» **Exercise goal**:
Copy every line of the material below word for word.

» **Extracted material**:
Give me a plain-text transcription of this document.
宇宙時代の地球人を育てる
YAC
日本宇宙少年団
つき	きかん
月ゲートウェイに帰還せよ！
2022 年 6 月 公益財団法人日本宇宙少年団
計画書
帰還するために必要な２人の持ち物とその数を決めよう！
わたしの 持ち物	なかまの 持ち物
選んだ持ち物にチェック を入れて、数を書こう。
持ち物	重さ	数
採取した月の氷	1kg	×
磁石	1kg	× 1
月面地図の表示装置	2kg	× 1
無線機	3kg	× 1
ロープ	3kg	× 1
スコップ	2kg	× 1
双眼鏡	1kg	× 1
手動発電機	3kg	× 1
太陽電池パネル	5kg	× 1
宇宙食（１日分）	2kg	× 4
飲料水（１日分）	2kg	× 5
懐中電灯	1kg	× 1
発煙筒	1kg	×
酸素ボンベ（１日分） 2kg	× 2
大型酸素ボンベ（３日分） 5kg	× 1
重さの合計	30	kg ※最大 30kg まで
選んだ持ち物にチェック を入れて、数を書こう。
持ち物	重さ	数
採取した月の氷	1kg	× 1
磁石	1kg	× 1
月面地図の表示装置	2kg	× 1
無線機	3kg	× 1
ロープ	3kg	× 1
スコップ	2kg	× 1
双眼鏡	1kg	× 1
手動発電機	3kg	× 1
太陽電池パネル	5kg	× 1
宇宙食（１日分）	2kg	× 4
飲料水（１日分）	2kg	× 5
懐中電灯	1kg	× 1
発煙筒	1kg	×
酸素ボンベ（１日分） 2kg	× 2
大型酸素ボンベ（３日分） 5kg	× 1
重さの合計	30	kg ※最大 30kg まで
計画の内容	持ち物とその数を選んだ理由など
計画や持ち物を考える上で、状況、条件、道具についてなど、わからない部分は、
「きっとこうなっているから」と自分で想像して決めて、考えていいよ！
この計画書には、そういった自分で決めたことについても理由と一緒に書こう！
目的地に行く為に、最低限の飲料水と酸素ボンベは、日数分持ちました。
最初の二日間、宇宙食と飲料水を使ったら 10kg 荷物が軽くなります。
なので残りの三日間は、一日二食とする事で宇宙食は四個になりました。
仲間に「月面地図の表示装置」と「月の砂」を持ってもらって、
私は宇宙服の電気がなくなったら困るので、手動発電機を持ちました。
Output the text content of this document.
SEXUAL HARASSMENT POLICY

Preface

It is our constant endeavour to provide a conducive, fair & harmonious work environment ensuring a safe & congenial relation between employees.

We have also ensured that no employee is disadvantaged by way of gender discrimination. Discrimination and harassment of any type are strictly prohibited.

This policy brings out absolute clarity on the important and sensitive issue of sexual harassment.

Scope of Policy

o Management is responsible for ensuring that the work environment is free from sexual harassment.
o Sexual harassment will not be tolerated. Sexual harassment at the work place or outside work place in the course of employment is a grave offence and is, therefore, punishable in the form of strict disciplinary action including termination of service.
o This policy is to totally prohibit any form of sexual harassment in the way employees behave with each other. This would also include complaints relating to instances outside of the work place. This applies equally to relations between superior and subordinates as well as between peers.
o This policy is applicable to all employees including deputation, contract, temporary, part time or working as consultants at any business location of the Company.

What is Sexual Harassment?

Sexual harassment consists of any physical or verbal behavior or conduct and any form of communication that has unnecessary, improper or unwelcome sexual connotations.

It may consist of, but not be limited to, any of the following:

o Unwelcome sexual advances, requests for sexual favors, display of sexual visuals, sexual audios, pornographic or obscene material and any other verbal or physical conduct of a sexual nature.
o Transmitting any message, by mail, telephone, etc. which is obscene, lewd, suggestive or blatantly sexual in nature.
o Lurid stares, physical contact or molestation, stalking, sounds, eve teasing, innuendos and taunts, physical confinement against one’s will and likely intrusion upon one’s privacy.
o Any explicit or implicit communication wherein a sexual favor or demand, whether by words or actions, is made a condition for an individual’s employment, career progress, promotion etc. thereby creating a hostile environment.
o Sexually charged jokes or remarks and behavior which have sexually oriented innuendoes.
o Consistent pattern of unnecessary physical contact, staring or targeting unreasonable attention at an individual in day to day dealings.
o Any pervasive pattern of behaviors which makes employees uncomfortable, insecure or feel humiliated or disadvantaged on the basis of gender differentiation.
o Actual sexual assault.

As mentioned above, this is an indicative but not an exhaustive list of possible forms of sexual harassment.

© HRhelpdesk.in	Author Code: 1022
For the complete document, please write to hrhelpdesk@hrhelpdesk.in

» **Finished exercise**:
Give me a plain-text transcription of this document.
宇宙時代の地球人を育てる
YAC
日本宇宙少年団
つき	きかん
月ゲートウェイに帰還せよ！
2022 年 6 月 公益財団法人日本宇宙少年団
計画書
帰還するために必要な２人の持ち物とその数を決めよう！
わたしの 持ち物	なかまの 持ち物
選んだ持ち物にチェック を入れて、数を書こう。
持ち物	重さ	数
採取した月の氷	1kg	×
磁石	1kg	× 1
月面地図の表示装置	2kg	× 1
無線機	3kg	× 1
ロープ	3kg	× 1
スコップ	2kg	× 1
双眼鏡	1kg	× 1
手動発電機	3kg	× 1
太陽電池パネル	5kg	× 1
宇宙食（１日分）	2kg	× 4
飲料水（１日分）	2kg	× 5
懐中電灯	1kg	× 1
発煙筒	1kg	×
酸素ボンベ（１日分） 2kg	× 2
大型酸素ボンベ（３日分） 5kg	× 1
重さの合計	30	kg ※最大 30kg まで
選んだ持ち物にチェック を入れて、数を書こう。
持ち物	重さ	数
採取した月の氷	1kg	× 1
磁石	1kg	× 1
月面地図の表示装置	2kg	× 1
無線機	3kg	× 1
ロープ	3kg	× 1
スコップ	2kg	× 1
双眼鏡	1kg	× 1
手動発電機	3kg	× 1
太陽電池パネル	5kg	× 1
宇宙食（１日分）	2kg	× 4
飲料水（１日分）	2kg	× 5
懐中電灯	1kg	× 1
発煙筒	1kg	×
酸素ボンベ（１日分） 2kg	× 2
大型酸素ボンベ（３日分） 5kg	× 1
重さの合計	30	kg ※最大 30kg まで
計画の内容	持ち物とその数を選んだ理由など
計画や持ち物を考える上で、状況、条件、道具についてなど、わからない部分は、
「きっとこうなっているから」と自分で想像して決めて、考えていいよ！
この計画書には、そういった自分で決めたことについても理由と一緒に書こう！
目的地に行く為に、最低限の飲料水と酸素ボンベは、日数分持ちました。
最初の二日間、宇宙食と飲料水を使ったら 10kg 荷物が軽くなります。
なので残りの三日間は、一日二食とする事で宇宙食は四個になりました。
仲間に「月面地図の表示装置」と「月の砂」を持ってもらって、
私は宇宙服の電気がなくなったら困るので、手動発電機を持ちました。
Output the text content of this document.
SEXUAL HARASSMENT POLICY

Preface

It is our constant endeavour to provide a conducive, fair & harmonious work environment ensuring a safe & congenial relation between employees.

We have also ensured that no employee is disadvantaged by way of gender discrimination. Discrimination and harassment of any type are strictly prohibited.

This policy brings out absolute clarity on the important and sensitive issue of sexual harassment.

Scope of Policy

o Management is responsible for ensuring that the work environment is free from sexual harassment.
o Sexual harassment will not be tolerated. Sexual harassment at the work place or outside work place in the course of employment is a grave offence and is, therefore, punishable in the form of strict disciplinary action including termination of service.
o This policy is to totally prohibit any form of sexual harassment in the way employees behave with each other. This would also include complaints relating to instances outside of the work place. This applies equally to relations between superior and subordinates as well as between peers.
o This policy is applicable to all employees including deputation, contract, temporary, part time or working as consultants at any business location of the Company.

What is Sexual Harassment?

Sexual harassment consists of any physical or verbal behavior or conduct and any form of communication that has unnecessary, improper or unwelcome sexual connotations.

It may consist of, but not be limited to, any of the following:

o Unwelcome sexual advances, requests for sexual favors, display of sexual visuals, sexual audios, pornographic or obscene material and any other verbal or physical conduct of a sexual nature.
o Transmitting any message, by mail, telephone, etc. which is obscene, lewd, suggestive or blatantly sexual in nature.
o Lurid stares, physical contact or molestation, stalking, sounds, eve teasing, innuendos and taunts, physical confinement against one’s will and likely intrusion upon one’s privacy.
o Any explicit or implicit communication wherein a sexual favor or demand, whether by words or actions, is made a condition for an individual’s employment, career progress, promotion etc. thereby creating a hostile environment.
o Sexually charged jokes or remarks and behavior which have sexually oriented innuendoes.
o Consistent pattern of unnecessary physical contact, staring or targeting unreasonable attention at an individual in day to day dealings.
o Any pervasive pattern of behaviors which makes employees uncomfortable, insecure or feel humiliated or disadvantaged on the basis of gender differentiation.
o Actual sexual assault.

As mentioned above, this is an indicative but not an exhaustive list of possible forms of sexual harassment.

© HRhelpdesk.in	Author Code: 1022
For the complete document, please write to hrhelpdesk@hrhelpdesk.in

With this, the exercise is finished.